* [What you need to do]
Restate the entries below word for word, omitting nothing.

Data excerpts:
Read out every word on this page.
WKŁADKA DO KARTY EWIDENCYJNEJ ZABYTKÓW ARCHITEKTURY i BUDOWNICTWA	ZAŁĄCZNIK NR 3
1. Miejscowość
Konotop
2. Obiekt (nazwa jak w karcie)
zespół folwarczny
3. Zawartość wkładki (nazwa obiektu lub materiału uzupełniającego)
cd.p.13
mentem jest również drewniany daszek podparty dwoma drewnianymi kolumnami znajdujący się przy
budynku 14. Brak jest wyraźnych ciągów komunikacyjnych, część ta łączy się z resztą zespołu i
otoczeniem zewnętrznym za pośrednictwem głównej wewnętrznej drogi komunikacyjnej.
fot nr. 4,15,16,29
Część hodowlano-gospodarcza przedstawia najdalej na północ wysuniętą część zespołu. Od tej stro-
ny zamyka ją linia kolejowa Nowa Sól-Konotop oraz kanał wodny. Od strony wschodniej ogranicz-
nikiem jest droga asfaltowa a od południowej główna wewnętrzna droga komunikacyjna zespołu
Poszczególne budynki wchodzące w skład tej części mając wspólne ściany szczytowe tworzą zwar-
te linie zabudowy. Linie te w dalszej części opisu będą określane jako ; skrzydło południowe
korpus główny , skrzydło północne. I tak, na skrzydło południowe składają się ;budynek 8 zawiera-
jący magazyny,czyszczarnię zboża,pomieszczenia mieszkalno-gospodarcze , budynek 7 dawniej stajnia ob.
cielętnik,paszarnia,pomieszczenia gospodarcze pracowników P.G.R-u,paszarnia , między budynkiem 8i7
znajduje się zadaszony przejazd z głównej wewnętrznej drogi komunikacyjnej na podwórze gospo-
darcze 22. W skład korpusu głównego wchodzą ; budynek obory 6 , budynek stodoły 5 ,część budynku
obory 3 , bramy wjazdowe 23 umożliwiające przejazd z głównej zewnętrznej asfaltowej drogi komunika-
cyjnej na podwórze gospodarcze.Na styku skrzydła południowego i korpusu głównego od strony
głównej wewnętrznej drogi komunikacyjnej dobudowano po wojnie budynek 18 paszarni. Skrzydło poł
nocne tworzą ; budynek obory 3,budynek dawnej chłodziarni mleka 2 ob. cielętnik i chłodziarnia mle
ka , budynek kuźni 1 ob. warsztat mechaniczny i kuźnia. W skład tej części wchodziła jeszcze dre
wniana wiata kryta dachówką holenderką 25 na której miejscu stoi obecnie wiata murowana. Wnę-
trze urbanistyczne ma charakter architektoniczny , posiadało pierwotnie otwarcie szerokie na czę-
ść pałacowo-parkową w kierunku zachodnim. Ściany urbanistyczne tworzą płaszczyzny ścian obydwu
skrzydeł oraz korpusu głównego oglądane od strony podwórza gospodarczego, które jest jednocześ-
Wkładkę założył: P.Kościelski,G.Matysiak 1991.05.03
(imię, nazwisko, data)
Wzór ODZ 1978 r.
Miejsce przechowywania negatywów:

* [In response]
Read out every word on this page.
WKŁADKA DO KARTY EWIDENCYJNEJ ZABYTKÓW ARCHITEKTURY i BUDOWNICTWA	ZAŁĄCZNIK NR 3
1. Miejscowość
Konotop
2. Obiekt (nazwa jak w karcie)
zespół folwarczny
3. Zawartość wkładki (nazwa obiektu lub materiału uzupełniającego)
cd.p.13
mentem jest również drewniany daszek podparty dwoma drewnianymi kolumnami znajdujący się przy
budynku 14. Brak jest wyraźnych ciągów komunikacyjnych, część ta łączy się z resztą zespołu i
otoczeniem zewnętrznym za pośrednictwem głównej wewnętrznej drogi komunikacyjnej.
fot nr. 4,15,16,29
Część hodowlano-gospodarcza przedstawia najdalej na północ wysuniętą część zespołu. Od tej stro-
ny zamyka ją linia kolejowa Nowa Sól-Konotop oraz kanał wodny. Od strony wschodniej ogranicz-
nikiem jest droga asfaltowa a od południowej główna wewnętrzna droga komunikacyjna zespołu
Poszczególne budynki wchodzące w skład tej części mając wspólne ściany szczytowe tworzą zwar-
te linie zabudowy. Linie te w dalszej części opisu będą określane jako ; skrzydło południowe
korpus główny , skrzydło północne. I tak, na skrzydło południowe składają się ;budynek 8 zawiera-
jący magazyny,czyszczarnię zboża,pomieszczenia mieszkalno-gospodarcze , budynek 7 dawniej stajnia ob.
cielętnik,paszarnia,pomieszczenia gospodarcze pracowników P.G.R-u,paszarnia , między budynkiem 8i7
znajduje się zadaszony przejazd z głównej wewnętrznej drogi komunikacyjnej na podwórze gospo-
darcze 22. W skład korpusu głównego wchodzą ; budynek obory 6 , budynek stodoły 5 ,część budynku
obory 3 , bramy wjazdowe 23 umożliwiające przejazd z głównej zewnętrznej asfaltowej drogi komunika-
cyjnej na podwórze gospodarcze.Na styku skrzydła południowego i korpusu głównego od strony
głównej wewnętrznej drogi komunikacyjnej dobudowano po wojnie budynek 18 paszarni. Skrzydło poł
nocne tworzą ; budynek obory 3,budynek dawnej chłodziarni mleka 2 ob. cielętnik i chłodziarnia mle
ka , budynek kuźni 1 ob. warsztat mechaniczny i kuźnia. W skład tej części wchodziła jeszcze dre
wniana wiata kryta dachówką holenderką 25 na której miejscu stoi obecnie wiata murowana. Wnę-
trze urbanistyczne ma charakter architektoniczny , posiadało pierwotnie otwarcie szerokie na czę-
ść pałacowo-parkową w kierunku zachodnim. Ściany urbanistyczne tworzą płaszczyzny ścian obydwu
skrzydeł oraz korpusu głównego oglądane od strony podwórza gospodarczego, które jest jednocześ-
Wkładkę założył: P.Kościelski,G.Matysiak 1991.05.03
(imię, nazwisko, data)
Wzór ODZ 1978 r.
Miejsce przechowywania negatywów:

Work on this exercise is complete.